### WHAT TO PRODUCE
Return the whole listing exactly as it stands.

Items from a figure collection
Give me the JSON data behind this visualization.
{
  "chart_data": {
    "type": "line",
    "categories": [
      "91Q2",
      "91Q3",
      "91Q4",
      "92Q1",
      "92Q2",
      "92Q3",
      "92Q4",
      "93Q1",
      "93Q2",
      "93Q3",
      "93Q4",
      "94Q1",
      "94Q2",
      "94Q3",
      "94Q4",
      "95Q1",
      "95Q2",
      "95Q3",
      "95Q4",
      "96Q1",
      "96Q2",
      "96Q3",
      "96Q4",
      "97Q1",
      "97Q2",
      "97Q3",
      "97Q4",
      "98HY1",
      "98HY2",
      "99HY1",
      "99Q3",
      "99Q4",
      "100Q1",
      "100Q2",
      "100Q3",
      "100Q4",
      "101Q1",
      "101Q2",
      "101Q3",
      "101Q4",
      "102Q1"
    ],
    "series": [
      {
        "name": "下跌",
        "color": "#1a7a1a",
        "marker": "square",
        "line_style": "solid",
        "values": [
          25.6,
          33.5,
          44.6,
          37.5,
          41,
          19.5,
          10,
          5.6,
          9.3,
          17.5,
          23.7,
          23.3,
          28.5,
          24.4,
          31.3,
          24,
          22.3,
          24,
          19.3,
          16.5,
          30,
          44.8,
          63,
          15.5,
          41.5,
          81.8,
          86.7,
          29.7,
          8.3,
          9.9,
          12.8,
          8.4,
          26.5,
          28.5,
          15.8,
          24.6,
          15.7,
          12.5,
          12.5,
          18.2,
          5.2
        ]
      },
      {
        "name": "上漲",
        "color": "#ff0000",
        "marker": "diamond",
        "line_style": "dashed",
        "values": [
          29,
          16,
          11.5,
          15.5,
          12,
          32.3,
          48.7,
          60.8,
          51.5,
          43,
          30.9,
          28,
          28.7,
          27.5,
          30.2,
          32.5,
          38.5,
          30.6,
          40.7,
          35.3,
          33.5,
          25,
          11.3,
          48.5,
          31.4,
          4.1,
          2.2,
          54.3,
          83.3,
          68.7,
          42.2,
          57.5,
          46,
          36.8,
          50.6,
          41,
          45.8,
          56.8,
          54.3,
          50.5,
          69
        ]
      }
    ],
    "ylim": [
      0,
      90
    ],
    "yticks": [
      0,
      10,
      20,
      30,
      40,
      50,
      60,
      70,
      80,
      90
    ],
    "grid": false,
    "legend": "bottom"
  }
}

### TASK ANSWER
Give me the JSON data behind this visualization.
{
  "chart_data": {
    "type": "line",
    "categories": [
      "91Q2",
      "91Q3",
      "91Q4",
      "92Q1",
      "92Q2",
      "92Q3",
      "92Q4",
      "93Q1",
      "93Q2",
      "93Q3",
      "93Q4",
      "94Q1",
      "94Q2",
      "94Q3",
      "94Q4",
      "95Q1",
      "95Q2",
      "95Q3",
      "95Q4",
      "96Q1",
      "96Q2",
      "96Q3",
      "96Q4",
      "97Q1",
      "97Q2",
      "97Q3",
      "97Q4",
      "98HY1",
      "98HY2",
      "99HY1",
      "99Q3",
      "99Q4",
      "100Q1",
      "100Q2",
      "100Q3",
      "100Q4",
      "101Q1",
      "101Q2",
      "101Q3",
      "101Q4",
      "102Q1"
    ],
    "series": [
      {
        "name": "下跌",
        "color": "#1a7a1a",
        "marker": "square",
        "line_style": "solid",
        "values": [
          25.6,
          33.5,
          44.6,
          37.5,
          41,
          19.5,
          10,
          5.6,
          9.3,
          17.5,
          23.7,
          23.3,
          28.5,
          24.4,
          31.3,
          24,
          22.3,
          24,
          19.3,
          16.5,
          30,
          44.8,
          63,
          15.5,
          41.5,
          81.8,
          86.7,
          29.7,
          8.3,
          9.9,
          12.8,
          8.4,
          26.5,
          28.5,
          15.8,
          24.6,
          15.7,
          12.5,
          12.5,
          18.2,
          5.2
        ]
      },
      {
        "name": "上漲",
        "color": "#ff0000",
        "marker": "diamond",
        "line_style": "dashed",
        "values": [
          29,
          16,
          11.5,
          15.5,
          12,
          32.3,
          48.7,
          60.8,
          51.5,
          43,
          30.9,
          28,
          28.7,
          27.5,
          30.2,
          32.5,
          38.5,
          30.6,
          40.7,
          35.3,
          33.5,
          25,
          11.3,
          48.5,
          31.4,
          4.1,
          2.2,
          54.3,
          83.3,
          68.7,
          42.2,
          57.5,
          46,
          36.8,
          50.6,
          41,
          45.8,
          56.8,
          54.3,
          50.5,
          69
        ]
      }
    ],
    "ylim": [
      0,
      90
    ],
    "yticks": [
      0,
      10,
      20,
      30,
      40,
      50,
      60,
      70,
      80,
      90
    ],
    "grid": false,
    "legend": "bottom"
  }
}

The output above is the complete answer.